OBJECTIVE: Reproduce the lines below verbatim, starting with the line that contains "List each element" and continuing through the line that contains "- Text: GDS4014".

--- Start of THE RECORDS ---

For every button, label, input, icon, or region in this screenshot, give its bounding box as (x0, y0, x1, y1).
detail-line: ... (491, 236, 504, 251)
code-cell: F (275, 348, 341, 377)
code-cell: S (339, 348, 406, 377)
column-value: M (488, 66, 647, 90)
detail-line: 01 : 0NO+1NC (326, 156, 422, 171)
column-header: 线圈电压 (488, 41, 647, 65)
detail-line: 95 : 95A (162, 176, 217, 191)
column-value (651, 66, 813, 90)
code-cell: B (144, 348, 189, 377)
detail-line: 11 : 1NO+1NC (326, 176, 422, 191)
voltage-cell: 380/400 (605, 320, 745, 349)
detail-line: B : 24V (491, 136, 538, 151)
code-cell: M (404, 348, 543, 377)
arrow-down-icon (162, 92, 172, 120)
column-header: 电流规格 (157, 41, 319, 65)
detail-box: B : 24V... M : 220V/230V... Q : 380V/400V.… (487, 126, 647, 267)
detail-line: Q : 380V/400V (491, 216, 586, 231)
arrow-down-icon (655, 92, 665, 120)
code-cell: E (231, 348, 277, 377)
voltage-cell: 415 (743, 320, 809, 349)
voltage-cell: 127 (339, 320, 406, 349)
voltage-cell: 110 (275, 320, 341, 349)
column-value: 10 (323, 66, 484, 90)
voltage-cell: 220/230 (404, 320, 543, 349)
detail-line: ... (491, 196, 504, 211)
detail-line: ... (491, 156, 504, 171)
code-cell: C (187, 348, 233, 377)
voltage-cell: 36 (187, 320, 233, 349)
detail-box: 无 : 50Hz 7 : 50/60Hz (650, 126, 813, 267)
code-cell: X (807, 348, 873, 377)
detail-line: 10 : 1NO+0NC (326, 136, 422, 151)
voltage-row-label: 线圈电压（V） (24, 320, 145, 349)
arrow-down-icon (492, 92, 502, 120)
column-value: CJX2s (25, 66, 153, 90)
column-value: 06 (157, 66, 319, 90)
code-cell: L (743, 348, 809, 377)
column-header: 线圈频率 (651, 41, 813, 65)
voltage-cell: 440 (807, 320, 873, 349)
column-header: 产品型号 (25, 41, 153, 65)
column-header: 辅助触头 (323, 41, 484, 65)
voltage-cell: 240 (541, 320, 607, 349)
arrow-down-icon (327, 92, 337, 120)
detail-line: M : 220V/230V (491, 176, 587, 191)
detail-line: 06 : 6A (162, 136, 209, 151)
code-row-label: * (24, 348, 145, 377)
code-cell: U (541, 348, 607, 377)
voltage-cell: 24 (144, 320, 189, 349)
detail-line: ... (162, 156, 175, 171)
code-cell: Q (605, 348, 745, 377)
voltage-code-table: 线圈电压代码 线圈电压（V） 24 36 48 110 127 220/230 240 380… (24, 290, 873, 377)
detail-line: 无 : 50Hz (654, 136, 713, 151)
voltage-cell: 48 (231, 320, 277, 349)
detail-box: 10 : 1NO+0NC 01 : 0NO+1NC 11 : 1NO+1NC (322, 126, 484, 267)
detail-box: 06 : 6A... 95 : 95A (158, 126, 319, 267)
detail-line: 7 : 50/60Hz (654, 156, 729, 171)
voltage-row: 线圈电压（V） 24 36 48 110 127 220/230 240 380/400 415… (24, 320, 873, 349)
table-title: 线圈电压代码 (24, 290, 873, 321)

--- End of THE RECORDS ---
--- Start of THE RECORDS ---

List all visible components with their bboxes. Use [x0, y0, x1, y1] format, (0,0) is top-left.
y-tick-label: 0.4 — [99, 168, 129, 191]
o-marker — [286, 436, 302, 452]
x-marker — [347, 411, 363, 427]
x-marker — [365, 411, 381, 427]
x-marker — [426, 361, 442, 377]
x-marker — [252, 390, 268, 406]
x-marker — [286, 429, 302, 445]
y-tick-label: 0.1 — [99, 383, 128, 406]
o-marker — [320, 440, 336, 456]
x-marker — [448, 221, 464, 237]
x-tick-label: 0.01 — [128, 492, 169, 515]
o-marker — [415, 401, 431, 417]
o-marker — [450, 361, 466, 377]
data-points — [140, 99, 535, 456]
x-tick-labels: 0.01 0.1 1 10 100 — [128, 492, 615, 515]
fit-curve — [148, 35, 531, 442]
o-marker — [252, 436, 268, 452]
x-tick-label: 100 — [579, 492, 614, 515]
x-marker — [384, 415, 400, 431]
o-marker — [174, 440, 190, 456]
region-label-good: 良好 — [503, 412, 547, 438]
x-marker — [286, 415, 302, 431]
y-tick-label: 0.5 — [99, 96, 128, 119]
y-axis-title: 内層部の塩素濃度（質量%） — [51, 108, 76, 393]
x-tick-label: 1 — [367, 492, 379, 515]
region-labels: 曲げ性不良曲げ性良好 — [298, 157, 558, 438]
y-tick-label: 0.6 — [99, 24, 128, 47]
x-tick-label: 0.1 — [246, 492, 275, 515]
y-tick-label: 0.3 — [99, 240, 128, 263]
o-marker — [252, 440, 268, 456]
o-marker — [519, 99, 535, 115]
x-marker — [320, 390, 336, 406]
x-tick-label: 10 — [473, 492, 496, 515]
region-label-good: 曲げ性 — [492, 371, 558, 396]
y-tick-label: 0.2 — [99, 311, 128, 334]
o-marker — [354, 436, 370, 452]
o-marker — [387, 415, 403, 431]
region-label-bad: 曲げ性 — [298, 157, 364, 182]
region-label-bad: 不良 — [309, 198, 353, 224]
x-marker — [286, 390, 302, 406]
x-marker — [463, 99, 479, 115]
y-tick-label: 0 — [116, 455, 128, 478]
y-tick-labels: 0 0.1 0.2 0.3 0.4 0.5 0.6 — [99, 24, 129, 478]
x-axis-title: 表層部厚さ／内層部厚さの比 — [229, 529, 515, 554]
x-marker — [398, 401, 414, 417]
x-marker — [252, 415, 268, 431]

--- End of THE RECORDS ---
--- Start of THE RECORDS ---

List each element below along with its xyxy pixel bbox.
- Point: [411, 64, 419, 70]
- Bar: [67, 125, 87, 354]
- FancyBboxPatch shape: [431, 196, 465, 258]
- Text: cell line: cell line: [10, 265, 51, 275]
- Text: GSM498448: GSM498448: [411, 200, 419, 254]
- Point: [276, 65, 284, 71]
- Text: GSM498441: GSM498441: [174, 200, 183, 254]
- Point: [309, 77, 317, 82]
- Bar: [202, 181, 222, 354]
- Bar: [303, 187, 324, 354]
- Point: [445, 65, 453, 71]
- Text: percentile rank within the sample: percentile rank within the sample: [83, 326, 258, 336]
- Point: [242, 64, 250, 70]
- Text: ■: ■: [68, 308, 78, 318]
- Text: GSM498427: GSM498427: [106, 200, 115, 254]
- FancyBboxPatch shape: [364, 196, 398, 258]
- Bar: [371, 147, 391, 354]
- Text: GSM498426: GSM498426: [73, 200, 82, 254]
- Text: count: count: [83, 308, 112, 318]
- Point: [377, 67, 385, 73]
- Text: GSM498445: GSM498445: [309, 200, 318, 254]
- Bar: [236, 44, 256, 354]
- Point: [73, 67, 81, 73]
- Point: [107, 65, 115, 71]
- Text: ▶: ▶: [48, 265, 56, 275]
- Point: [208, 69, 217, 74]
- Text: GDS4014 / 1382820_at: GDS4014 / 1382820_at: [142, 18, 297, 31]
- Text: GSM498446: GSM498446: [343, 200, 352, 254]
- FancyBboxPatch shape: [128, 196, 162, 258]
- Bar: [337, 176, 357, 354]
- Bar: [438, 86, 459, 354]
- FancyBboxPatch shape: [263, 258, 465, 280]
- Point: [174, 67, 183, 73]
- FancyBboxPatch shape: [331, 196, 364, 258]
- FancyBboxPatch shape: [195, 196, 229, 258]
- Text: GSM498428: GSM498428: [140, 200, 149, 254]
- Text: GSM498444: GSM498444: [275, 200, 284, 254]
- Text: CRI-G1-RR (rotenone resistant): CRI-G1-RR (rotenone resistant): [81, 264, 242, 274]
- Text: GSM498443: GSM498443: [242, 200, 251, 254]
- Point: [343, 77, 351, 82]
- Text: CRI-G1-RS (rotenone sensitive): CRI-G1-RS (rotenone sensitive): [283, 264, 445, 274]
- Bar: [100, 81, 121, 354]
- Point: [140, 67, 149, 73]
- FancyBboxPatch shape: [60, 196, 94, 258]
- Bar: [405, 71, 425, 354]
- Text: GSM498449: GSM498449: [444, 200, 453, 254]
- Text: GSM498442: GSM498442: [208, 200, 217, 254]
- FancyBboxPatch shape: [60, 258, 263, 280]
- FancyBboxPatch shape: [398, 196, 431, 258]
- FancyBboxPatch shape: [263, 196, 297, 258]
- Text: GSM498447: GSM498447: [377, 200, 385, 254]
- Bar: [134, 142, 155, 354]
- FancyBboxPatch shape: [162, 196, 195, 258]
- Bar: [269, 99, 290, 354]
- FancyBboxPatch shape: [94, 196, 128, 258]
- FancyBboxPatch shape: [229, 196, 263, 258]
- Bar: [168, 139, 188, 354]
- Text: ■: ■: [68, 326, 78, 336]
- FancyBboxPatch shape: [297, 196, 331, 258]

--- End of THE RECORDS ---

RESULT FOR THIS TASK:
List each element below along with its xyxy pixel bbox.
- Point: [411, 64, 419, 70]
- Bar: [67, 125, 87, 354]
- FancyBboxPatch shape: [431, 196, 465, 258]
- Text: cell line: cell line: [10, 265, 51, 275]
- Text: GSM498448: GSM498448: [411, 200, 419, 254]
- Point: [276, 65, 284, 71]
- Text: GSM498441: GSM498441: [174, 200, 183, 254]
- Point: [309, 77, 317, 82]
- Bar: [202, 181, 222, 354]
- Bar: [303, 187, 324, 354]
- Point: [445, 65, 453, 71]
- Text: percentile rank within the sample: percentile rank within the sample: [83, 326, 258, 336]
- Point: [242, 64, 250, 70]
- Text: ■: ■: [68, 308, 78, 318]
- Text: GSM498427: GSM498427: [106, 200, 115, 254]
- FancyBboxPatch shape: [364, 196, 398, 258]
- Bar: [371, 147, 391, 354]
- Text: GSM498426: GSM498426: [73, 200, 82, 254]
- Text: count: count: [83, 308, 112, 318]
- Point: [377, 67, 385, 73]
- Text: GSM498445: GSM498445: [309, 200, 318, 254]
- Bar: [236, 44, 256, 354]
- Point: [73, 67, 81, 73]
- Point: [107, 65, 115, 71]
- Text: ▶: ▶: [48, 265, 56, 275]
- Point: [208, 69, 217, 74]
- Text: GDS4014 / 1382820_at: GDS4014 / 1382820_at: [142, 18, 297, 31]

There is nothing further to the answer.